**DATA EXCERPTS:**

================

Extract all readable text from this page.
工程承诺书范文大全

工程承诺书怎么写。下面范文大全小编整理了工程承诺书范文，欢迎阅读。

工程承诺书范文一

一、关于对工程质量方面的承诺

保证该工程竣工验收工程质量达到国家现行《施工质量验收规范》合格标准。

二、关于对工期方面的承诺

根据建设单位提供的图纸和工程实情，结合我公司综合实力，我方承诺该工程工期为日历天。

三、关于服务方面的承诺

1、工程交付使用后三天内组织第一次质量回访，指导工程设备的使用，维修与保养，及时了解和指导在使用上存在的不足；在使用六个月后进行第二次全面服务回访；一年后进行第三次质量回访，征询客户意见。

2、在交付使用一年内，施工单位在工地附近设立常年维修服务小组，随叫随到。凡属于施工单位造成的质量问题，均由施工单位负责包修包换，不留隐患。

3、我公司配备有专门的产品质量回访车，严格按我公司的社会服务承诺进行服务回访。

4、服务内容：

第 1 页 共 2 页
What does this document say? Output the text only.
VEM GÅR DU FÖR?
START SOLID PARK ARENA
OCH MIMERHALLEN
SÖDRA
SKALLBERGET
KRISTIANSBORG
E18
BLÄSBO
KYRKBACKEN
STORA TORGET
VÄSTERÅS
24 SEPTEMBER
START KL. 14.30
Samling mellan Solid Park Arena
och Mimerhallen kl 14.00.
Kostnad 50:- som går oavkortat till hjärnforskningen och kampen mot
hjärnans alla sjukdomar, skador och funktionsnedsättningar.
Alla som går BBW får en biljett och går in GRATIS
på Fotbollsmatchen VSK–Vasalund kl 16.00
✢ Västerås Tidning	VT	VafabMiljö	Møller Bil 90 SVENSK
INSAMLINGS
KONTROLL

================

**GOAL OF THE EXERCISE:**
Copy out each line above, character for character.

**COMPLETED EXERCISE:**
Extract all readable text from this page.
工程承诺书范文大全

工程承诺书怎么写。下面范文大全小编整理了工程承诺书范文，欢迎阅读。

工程承诺书范文一

一、关于对工程质量方面的承诺

保证该工程竣工验收工程质量达到国家现行《施工质量验收规范》合格标准。

二、关于对工期方面的承诺

根据建设单位提供的图纸和工程实情，结合我公司综合实力，我方承诺该工程工期为日历天。

三、关于服务方面的承诺

1、工程交付使用后三天内组织第一次质量回访，指导工程设备的使用，维修与保养，及时了解和指导在使用上存在的不足；在使用六个月后进行第二次全面服务回访；一年后进行第三次质量回访，征询客户意见。

2、在交付使用一年内，施工单位在工地附近设立常年维修服务小组，随叫随到。凡属于施工单位造成的质量问题，均由施工单位负责包修包换，不留隐患。

3、我公司配备有专门的产品质量回访车，严格按我公司的社会服务承诺进行服务回访。

4、服务内容：

第 1 页 共 2 页
What does this document say? Output the text only.
VEM GÅR DU FÖR?
START SOLID PARK ARENA
OCH MIMERHALLEN
SÖDRA
SKALLBERGET
KRISTIANSBORG
E18
BLÄSBO
KYRKBACKEN
STORA TORGET
VÄSTERÅS
24 SEPTEMBER
START KL. 14.30
Samling mellan Solid Park Arena
och Mimerhallen kl 14.00.
Kostnad 50:- som går oavkortat till hjärnforskningen och kampen mot
hjärnans alla sjukdomar, skador och funktionsnedsättningar.
Alla som går BBW får en biljett och går in GRATIS
på Fotbollsmatchen VSK–Vasalund kl 16.00
✢ Västerås Tidning	VT	VafabMiljö	Møller Bil 90 SVENSK
INSAMLINGS
KONTROLL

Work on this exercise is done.